Which lines have the string "topic"? Copy all of them from the entries below.

== == ==

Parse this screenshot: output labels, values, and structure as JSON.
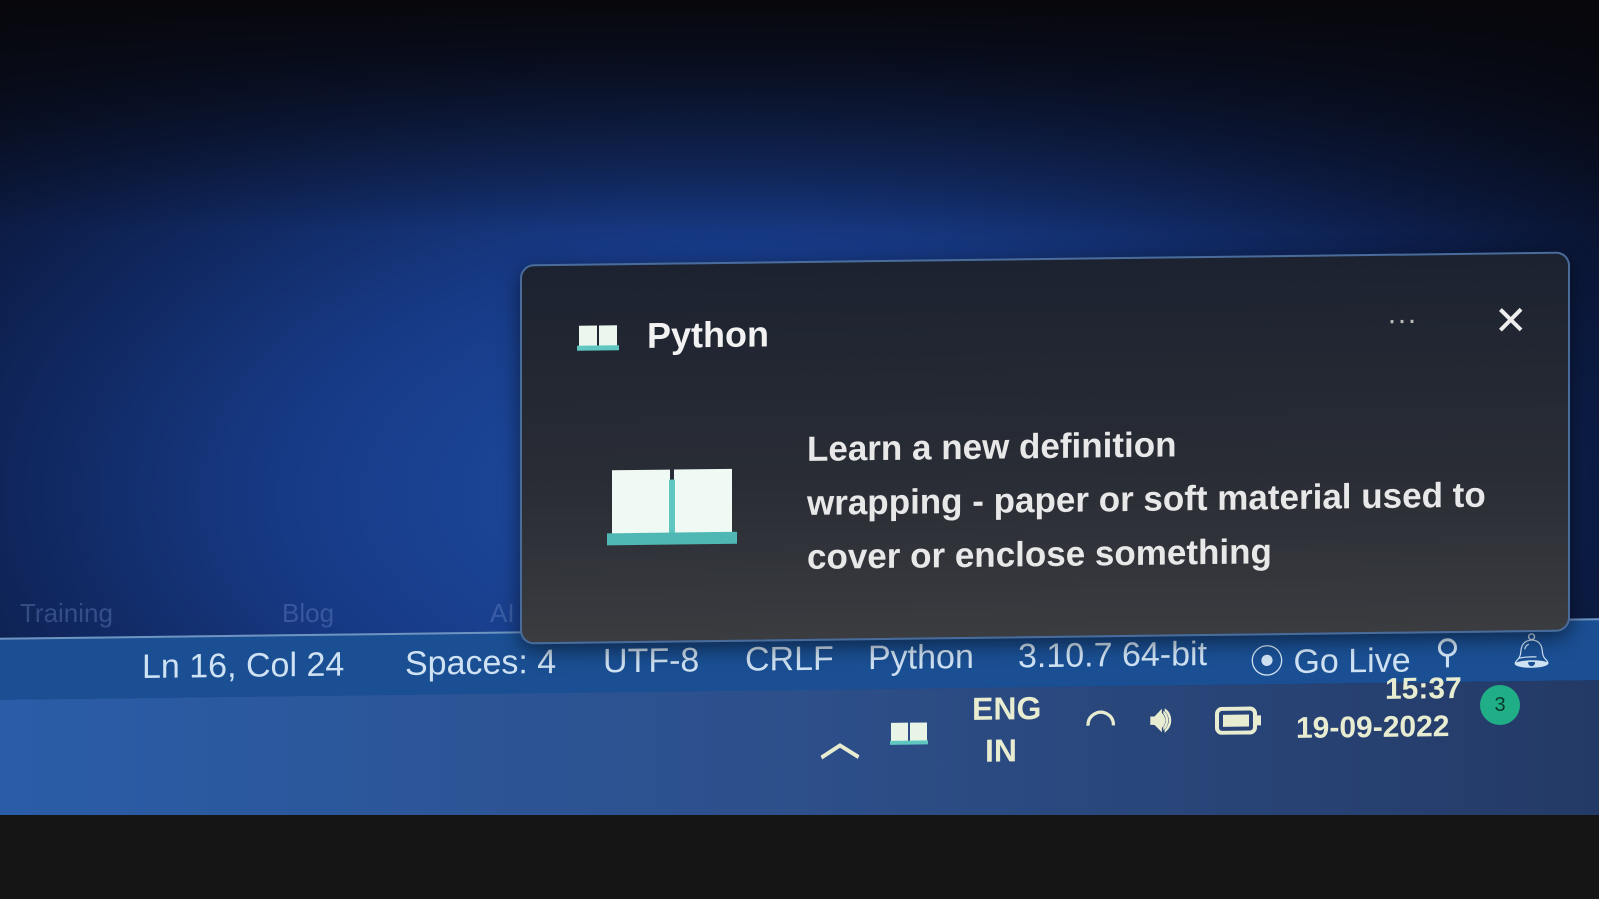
{
  "background_tabs": [
    "Training",
    "Blog",
    "AI"
  ],
  "statusbar": {
    "position": "Ln 16, Col 24",
    "spaces": "Spaces: 4",
    "encoding": "UTF-8",
    "eol": "CRLF",
    "language": "Python",
    "interpreter": "3.10.7 64-bit",
    "go_live": "Go Live"
  },
  "toast": {
    "app": "Python",
    "icon": "book-icon",
    "heading": "Learn a new definition",
    "lines": [
      "wrapping - paper or soft material used to",
      "cover or enclose something"
    ]
  },
  "taskbar": {
    "lang1": "ENG",
    "lang2": "IN",
    "time": "15:37",
    "date": "19-09-2022",
    "notifications": "3"
  },
  "colors": {
    "accent": "#1fae86",
    "statusbar": "#1a4f93",
    "icon": "#7fe3e0"
  }
}
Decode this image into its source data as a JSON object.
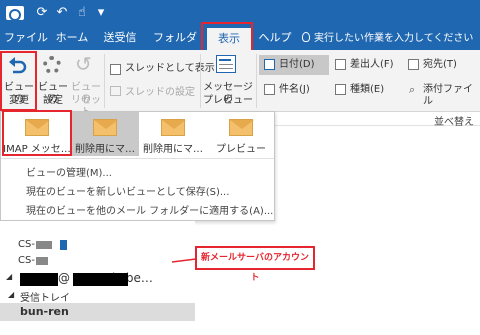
{
  "titlebar": {
    "icons": [
      "outlook-icon",
      "sync-icon",
      "undo-icon",
      "touch-icon",
      "dropdown-icon"
    ],
    "icon_glyphs": [
      "",
      "⟳",
      "↶",
      "☝",
      "▾"
    ]
  },
  "tabs": [
    {
      "label": "ファイル"
    },
    {
      "label": "ホーム"
    },
    {
      "label": "送受信"
    },
    {
      "label": "フォルダー"
    },
    {
      "label": "表示",
      "active": true
    },
    {
      "label": "ヘルプ"
    }
  ],
  "tell_me": {
    "label": "実行したい作業を入力してください",
    "icon": "lightbulb-icon"
  },
  "ribbon": {
    "change_view": {
      "line1": "ビューの",
      "line2": "変更"
    },
    "view_settings": {
      "line1": "ビューの",
      "line2": "設定"
    },
    "reset_view": {
      "line1": "ビューの",
      "line2": "リセット"
    },
    "show_as_threads": "スレッドとして表示",
    "thread_settings": "スレッドの設定",
    "message_preview": {
      "line1": "メッセージの",
      "line2": "プレビュー"
    },
    "arrangement": [
      "日付(D)",
      "差出人(F)",
      "宛先(T)",
      "件名(J)",
      "種類(E)",
      "添付ファイル"
    ],
    "sort_label": "並べ替え"
  },
  "dropdown": {
    "views": [
      {
        "label": "IMAP メッセ…",
        "highlighted": false
      },
      {
        "label": "削除用にマ…",
        "highlighted": true
      },
      {
        "label": "削除用にマ…",
        "highlighted": false
      },
      {
        "label": "プレビュー",
        "highlighted": false
      }
    ],
    "menu": [
      "ビューの管理(M)...",
      "現在のビューを新しいビューとして保存(S)...",
      "現在のビューを他のメール フォルダーに適用する(A)..."
    ]
  },
  "folders": {
    "items": [
      {
        "label": "CS-"
      },
      {
        "label": "CS-"
      },
      {
        "label": "@          .kobe…"
      },
      {
        "label": "受信トレイ"
      },
      {
        "label": "bun-ren"
      }
    ]
  },
  "callout": "新メールサーバのアカウント",
  "colors": {
    "accent": "#1f67b1",
    "highlight": "#e5262f",
    "envelope": "#f4c06b"
  }
}
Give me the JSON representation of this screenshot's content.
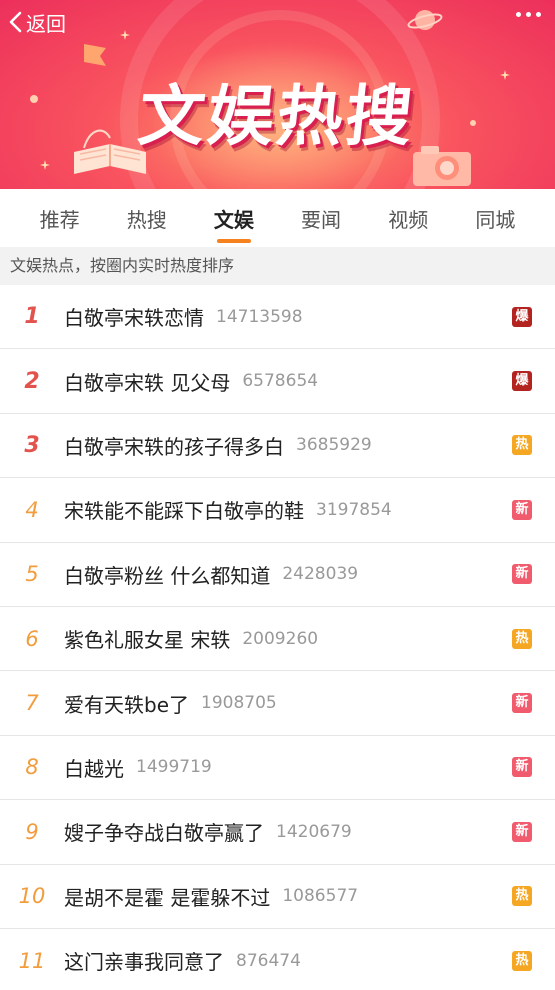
{
  "header": {
    "back_label": "返回",
    "banner_title": "文娱热搜"
  },
  "icons": {
    "back": "chevron-left-icon",
    "more": "more-dots-icon"
  },
  "tabs": [
    {
      "label": "推荐",
      "active": false
    },
    {
      "label": "热搜",
      "active": false
    },
    {
      "label": "文娱",
      "active": true
    },
    {
      "label": "要闻",
      "active": false
    },
    {
      "label": "视频",
      "active": false
    },
    {
      "label": "同城",
      "active": false
    }
  ],
  "subheader": "文娱热点，按圈内实时热度排序",
  "badge_colors": {
    "爆": "#b3231f",
    "热": "#f5a623",
    "新": "#f05b6d"
  },
  "rank_colors": {
    "top": "#e3534d",
    "normal": "#f39c3d"
  },
  "items": [
    {
      "rank": "1",
      "topic": "白敬亭宋轶恋情",
      "count": "14713598",
      "badge": "爆"
    },
    {
      "rank": "2",
      "topic": "白敬亭宋轶 见父母",
      "count": "6578654",
      "badge": "爆"
    },
    {
      "rank": "3",
      "topic": "白敬亭宋轶的孩子得多白",
      "count": "3685929",
      "badge": "热"
    },
    {
      "rank": "4",
      "topic": "宋轶能不能踩下白敬亭的鞋",
      "count": "3197854",
      "badge": "新"
    },
    {
      "rank": "5",
      "topic": "白敬亭粉丝 什么都知道",
      "count": "2428039",
      "badge": "新"
    },
    {
      "rank": "6",
      "topic": "紫色礼服女星 宋轶",
      "count": "2009260",
      "badge": "热"
    },
    {
      "rank": "7",
      "topic": "爱有天轶be了",
      "count": "1908705",
      "badge": "新"
    },
    {
      "rank": "8",
      "topic": "白越光",
      "count": "1499719",
      "badge": "新"
    },
    {
      "rank": "9",
      "topic": "嫂子争夺战白敬亭赢了",
      "count": "1420679",
      "badge": "新"
    },
    {
      "rank": "10",
      "topic": "是胡不是霍 是霍躲不过",
      "count": "1086577",
      "badge": "热"
    },
    {
      "rank": "11",
      "topic": "这门亲事我同意了",
      "count": "876474",
      "badge": "热"
    }
  ]
}
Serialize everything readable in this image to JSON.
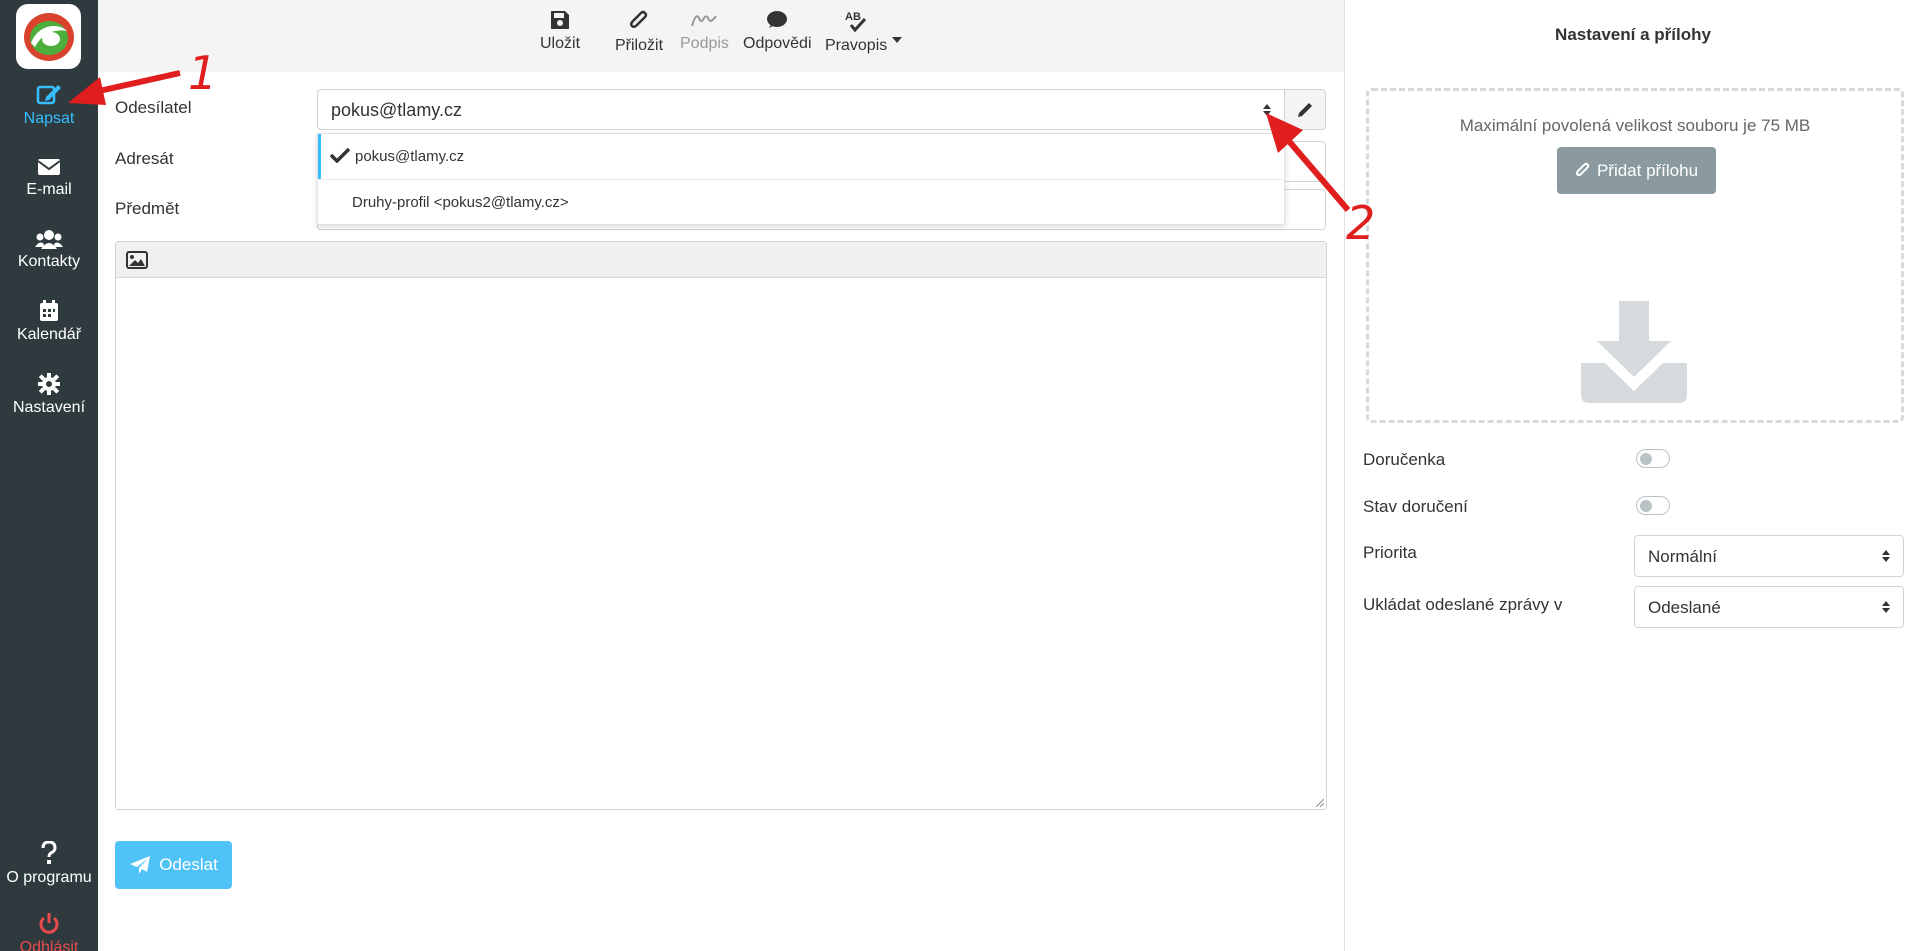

== == ==

■ **Response for this exercise**
      "topic": "白敬亭宋轶恋情",
      "topic": "白敬亭宋轶 见父母",
      "topic": "白敬亭宋轶的孩子得多白",
      "topic": "宋轶能不能踩下白敬亭的鞋",
      "topic": "白敬亭粉丝 什么都知道",
      "topic": "紫色礼服女星 宋轶",
      "topic": "爱有天轶be了",
      "topic": "白越光",
      "topic": "嫂子争夺战白敬亭赢了",
      "topic": "是胡不是霍 是霍躲不过",
      "topic": "这门亲事我同意了",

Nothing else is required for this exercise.